#### Information provided

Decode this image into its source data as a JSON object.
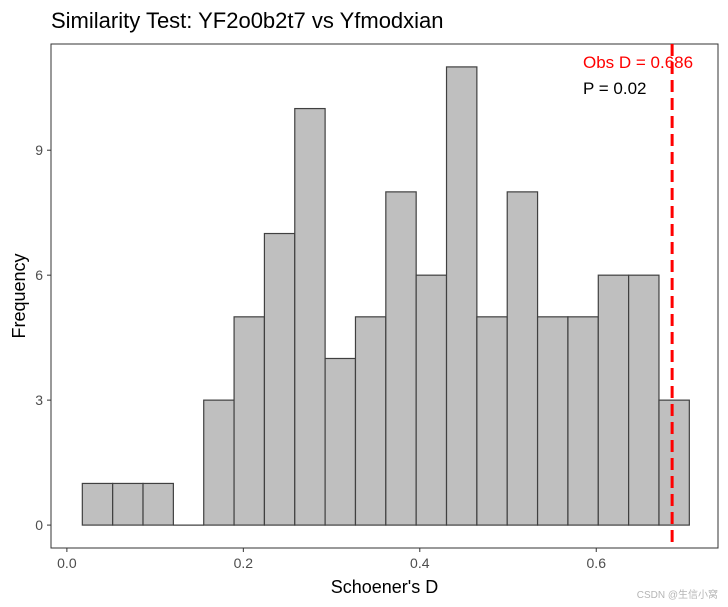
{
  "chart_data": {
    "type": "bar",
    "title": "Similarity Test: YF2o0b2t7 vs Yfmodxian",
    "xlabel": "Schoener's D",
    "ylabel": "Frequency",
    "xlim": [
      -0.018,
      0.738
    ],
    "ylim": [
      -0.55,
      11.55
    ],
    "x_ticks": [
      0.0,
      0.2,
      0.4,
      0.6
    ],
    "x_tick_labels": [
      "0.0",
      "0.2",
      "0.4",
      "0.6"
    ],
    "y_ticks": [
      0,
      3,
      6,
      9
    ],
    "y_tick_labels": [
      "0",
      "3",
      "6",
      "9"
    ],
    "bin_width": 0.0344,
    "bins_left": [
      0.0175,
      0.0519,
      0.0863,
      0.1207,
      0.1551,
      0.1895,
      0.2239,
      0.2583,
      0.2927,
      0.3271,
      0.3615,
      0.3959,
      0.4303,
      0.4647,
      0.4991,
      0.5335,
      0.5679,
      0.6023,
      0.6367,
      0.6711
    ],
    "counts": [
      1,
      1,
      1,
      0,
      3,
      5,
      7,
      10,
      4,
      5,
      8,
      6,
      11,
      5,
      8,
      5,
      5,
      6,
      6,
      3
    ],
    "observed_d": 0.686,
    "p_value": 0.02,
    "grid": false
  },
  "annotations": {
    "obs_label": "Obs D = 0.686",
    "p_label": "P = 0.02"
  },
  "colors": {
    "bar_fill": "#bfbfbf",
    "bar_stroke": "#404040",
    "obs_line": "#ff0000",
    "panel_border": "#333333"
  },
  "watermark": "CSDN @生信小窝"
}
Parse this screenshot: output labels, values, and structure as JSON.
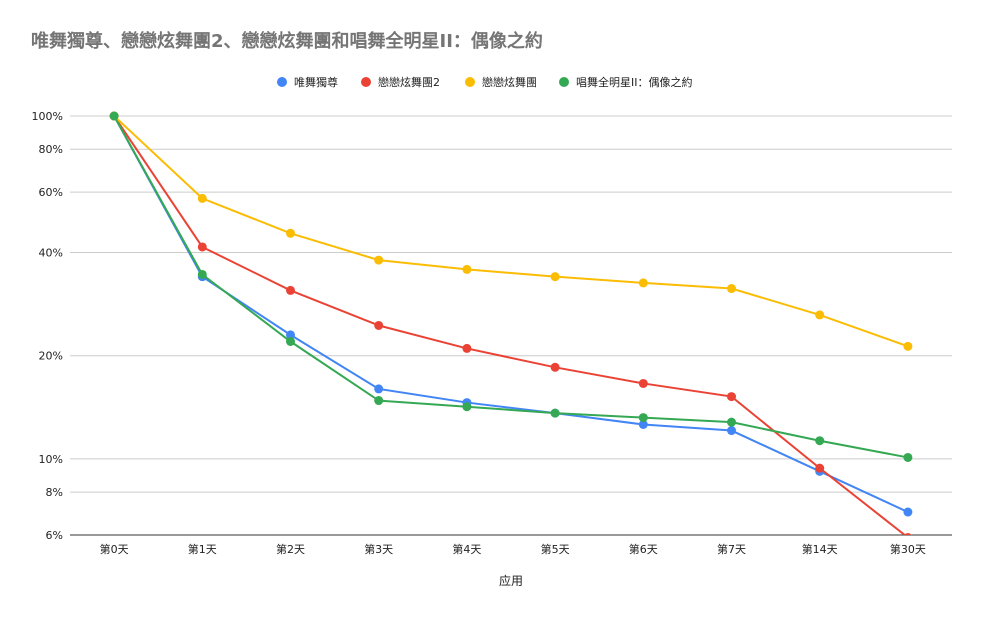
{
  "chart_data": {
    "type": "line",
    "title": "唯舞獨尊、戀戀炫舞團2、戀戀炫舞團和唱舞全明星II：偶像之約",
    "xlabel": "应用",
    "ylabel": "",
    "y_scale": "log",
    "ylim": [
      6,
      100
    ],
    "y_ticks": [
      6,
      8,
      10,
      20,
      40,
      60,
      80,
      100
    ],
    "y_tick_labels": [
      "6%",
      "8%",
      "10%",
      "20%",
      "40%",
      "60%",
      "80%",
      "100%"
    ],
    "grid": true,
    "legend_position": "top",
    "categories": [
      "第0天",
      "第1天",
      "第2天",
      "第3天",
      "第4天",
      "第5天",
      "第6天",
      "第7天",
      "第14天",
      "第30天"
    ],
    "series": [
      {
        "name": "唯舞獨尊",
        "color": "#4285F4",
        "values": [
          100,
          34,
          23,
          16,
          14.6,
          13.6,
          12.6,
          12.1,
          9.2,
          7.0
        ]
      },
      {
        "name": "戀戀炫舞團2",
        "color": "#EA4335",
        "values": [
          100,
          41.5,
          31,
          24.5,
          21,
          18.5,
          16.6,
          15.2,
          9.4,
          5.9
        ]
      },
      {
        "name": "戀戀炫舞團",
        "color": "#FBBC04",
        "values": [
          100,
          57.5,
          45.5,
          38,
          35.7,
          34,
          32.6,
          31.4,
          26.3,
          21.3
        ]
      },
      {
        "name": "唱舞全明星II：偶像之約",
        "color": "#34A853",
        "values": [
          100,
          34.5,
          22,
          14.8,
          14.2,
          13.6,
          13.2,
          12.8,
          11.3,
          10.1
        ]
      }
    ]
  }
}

########
#### Information provided

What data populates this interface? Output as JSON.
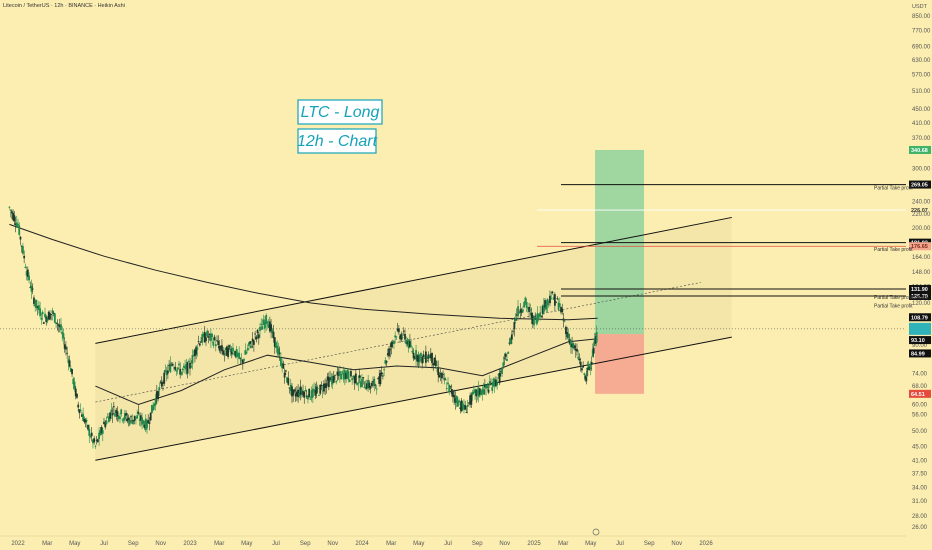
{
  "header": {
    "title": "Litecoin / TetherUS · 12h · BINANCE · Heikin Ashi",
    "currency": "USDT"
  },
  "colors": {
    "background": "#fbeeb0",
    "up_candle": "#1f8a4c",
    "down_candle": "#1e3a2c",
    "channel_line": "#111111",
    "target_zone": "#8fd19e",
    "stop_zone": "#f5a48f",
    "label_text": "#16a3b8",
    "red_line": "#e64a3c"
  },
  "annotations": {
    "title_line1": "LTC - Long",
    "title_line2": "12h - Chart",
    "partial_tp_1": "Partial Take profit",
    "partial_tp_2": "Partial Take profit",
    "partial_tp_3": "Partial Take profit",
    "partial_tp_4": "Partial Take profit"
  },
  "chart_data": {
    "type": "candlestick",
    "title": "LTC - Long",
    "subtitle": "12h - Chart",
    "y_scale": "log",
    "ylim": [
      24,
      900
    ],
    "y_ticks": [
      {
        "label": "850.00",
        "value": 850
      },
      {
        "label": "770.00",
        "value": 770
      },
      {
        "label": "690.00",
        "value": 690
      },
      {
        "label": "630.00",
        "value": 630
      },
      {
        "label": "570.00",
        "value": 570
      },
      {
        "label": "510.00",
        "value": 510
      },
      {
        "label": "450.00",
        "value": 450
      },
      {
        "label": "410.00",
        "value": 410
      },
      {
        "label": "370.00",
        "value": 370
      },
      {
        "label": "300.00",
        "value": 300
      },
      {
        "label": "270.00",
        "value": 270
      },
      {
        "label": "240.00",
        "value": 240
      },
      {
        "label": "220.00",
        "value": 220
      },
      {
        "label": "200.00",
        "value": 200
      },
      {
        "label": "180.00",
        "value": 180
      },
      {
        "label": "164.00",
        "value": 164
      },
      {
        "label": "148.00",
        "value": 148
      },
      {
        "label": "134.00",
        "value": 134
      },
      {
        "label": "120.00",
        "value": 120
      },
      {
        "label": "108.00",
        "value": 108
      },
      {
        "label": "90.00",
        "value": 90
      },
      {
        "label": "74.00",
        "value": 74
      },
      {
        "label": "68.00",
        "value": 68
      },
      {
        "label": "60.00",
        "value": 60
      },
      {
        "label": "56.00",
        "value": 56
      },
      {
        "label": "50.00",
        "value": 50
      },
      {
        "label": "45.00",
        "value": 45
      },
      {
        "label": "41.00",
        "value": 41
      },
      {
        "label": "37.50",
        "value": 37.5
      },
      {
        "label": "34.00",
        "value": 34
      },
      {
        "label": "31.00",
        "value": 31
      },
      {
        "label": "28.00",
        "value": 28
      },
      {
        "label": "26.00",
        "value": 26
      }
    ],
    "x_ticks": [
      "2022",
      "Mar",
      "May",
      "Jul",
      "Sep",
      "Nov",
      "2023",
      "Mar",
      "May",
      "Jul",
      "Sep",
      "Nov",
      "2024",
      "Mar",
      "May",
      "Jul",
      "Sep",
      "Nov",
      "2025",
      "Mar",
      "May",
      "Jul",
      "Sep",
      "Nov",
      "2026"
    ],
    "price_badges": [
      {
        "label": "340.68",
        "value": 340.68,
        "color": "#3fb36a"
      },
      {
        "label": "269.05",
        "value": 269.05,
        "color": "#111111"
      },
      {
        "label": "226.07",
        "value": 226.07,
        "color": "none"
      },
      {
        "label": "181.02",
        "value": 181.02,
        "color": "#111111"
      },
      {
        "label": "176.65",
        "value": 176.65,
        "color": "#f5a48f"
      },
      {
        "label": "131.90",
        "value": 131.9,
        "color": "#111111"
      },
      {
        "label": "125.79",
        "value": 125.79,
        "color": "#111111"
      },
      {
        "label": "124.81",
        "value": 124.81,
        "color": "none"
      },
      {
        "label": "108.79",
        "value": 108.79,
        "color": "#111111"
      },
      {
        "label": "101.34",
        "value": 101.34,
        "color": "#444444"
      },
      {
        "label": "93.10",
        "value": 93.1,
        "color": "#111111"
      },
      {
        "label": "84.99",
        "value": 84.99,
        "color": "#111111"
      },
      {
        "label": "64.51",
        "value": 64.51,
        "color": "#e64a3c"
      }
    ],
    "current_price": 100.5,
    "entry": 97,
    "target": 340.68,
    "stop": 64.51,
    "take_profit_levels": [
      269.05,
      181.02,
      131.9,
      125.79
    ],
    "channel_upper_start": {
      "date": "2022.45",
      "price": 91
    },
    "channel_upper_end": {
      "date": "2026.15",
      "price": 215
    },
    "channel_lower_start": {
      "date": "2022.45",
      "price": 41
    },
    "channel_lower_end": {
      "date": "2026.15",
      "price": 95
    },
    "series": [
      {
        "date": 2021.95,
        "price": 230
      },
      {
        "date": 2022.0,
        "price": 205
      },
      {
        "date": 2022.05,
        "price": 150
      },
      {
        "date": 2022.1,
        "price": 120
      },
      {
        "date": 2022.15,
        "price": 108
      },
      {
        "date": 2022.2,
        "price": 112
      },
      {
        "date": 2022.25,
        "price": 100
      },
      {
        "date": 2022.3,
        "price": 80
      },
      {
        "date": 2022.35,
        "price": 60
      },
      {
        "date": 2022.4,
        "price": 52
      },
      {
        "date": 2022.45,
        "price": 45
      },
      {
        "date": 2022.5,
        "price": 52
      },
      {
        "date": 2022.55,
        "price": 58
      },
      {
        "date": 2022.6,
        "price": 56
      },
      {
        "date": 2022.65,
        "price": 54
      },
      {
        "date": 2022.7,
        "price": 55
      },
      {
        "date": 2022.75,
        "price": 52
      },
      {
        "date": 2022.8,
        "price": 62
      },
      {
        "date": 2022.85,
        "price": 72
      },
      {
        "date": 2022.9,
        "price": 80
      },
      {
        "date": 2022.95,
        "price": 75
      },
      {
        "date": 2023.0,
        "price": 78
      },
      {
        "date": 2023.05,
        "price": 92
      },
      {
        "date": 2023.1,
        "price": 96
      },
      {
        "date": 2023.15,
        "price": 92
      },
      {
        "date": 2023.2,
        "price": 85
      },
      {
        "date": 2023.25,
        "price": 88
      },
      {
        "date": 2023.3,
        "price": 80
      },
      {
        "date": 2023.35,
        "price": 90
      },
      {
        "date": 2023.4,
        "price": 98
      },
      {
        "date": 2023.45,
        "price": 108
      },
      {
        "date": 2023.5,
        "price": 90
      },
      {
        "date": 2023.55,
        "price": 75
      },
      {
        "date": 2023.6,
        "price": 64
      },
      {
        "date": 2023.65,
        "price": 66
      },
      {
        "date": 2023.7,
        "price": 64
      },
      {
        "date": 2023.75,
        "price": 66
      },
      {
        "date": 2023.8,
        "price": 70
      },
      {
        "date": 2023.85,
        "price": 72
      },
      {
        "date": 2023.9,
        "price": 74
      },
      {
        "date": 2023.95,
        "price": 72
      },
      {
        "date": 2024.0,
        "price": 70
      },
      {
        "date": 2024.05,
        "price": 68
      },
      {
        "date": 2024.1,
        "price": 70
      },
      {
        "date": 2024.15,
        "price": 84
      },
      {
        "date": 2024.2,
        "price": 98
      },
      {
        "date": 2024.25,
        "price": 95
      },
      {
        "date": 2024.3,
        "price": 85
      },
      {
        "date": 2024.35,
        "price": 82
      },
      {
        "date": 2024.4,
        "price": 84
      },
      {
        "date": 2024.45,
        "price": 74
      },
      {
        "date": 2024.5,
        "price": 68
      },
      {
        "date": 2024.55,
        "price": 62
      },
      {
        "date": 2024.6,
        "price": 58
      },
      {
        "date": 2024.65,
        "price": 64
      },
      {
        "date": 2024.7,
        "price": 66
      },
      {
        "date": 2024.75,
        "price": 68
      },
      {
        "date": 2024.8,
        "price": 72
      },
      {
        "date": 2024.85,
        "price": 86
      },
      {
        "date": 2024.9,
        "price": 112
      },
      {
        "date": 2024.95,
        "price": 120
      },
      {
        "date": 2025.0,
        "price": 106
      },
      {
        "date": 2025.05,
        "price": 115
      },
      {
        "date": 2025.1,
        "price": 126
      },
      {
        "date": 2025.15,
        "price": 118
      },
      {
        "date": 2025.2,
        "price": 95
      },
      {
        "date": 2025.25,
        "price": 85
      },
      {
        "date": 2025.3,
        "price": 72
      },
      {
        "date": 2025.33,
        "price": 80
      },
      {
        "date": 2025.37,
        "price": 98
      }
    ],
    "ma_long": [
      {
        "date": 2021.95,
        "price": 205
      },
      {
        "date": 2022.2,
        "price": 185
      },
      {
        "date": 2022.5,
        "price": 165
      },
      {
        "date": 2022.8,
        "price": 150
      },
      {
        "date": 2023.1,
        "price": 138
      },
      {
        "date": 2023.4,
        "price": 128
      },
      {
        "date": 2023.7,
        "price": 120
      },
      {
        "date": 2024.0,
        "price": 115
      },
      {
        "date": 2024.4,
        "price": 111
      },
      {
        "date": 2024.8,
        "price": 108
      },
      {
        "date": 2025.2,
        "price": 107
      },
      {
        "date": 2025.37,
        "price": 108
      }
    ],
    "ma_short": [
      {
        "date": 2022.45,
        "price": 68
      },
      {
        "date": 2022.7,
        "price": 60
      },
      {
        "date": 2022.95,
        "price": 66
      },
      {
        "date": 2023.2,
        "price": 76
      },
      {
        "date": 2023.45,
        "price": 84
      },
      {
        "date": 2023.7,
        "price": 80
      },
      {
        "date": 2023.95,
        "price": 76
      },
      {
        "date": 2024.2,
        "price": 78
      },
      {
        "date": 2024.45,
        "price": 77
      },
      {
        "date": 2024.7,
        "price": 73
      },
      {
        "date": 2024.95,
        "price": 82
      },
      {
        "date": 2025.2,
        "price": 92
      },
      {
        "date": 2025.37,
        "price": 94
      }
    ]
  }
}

########
#### Information provided

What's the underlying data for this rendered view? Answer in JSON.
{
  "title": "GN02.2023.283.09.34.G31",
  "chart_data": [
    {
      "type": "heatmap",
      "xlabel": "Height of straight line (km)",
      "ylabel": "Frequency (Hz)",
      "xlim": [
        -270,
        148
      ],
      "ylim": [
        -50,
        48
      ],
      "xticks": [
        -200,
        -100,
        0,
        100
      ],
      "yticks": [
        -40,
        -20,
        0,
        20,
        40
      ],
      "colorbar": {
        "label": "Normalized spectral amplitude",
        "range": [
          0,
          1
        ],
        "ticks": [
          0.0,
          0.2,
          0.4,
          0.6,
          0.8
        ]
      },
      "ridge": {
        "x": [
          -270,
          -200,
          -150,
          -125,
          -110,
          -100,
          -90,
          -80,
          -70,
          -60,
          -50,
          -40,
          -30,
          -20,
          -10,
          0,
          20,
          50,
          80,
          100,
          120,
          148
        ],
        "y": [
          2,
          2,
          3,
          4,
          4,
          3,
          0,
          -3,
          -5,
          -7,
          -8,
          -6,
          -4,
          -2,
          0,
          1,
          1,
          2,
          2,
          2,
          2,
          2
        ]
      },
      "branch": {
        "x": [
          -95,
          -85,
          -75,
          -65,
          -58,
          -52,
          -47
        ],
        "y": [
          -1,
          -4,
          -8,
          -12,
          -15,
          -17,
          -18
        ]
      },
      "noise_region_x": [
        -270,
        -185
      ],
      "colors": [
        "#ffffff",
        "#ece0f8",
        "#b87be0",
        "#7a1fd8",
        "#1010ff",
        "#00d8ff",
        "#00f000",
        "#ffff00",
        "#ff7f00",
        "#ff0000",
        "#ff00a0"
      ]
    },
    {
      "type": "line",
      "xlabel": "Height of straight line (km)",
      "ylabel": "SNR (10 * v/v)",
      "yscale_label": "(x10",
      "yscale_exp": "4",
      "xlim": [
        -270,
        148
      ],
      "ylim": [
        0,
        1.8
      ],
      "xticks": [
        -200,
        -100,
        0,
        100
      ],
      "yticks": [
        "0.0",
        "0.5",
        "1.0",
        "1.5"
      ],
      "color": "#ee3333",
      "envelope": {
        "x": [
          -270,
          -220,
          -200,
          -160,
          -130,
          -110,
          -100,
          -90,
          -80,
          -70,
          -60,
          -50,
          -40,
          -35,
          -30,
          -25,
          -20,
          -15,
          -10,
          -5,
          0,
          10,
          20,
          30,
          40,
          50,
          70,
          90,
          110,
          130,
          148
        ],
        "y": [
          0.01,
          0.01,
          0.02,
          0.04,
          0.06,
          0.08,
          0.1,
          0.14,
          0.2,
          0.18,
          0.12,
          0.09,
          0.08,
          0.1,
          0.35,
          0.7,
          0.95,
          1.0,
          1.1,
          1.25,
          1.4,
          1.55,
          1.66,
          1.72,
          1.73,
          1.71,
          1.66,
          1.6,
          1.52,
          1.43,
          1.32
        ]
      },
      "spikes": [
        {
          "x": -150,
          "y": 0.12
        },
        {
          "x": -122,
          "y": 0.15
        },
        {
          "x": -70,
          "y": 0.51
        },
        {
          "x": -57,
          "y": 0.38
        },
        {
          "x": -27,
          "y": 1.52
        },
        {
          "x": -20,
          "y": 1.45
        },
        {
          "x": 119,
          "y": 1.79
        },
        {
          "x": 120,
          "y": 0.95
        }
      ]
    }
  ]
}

########

- **Short problem**: Your answer should be a single number: the count of lines containing the word "type".

- **Written reply**: 5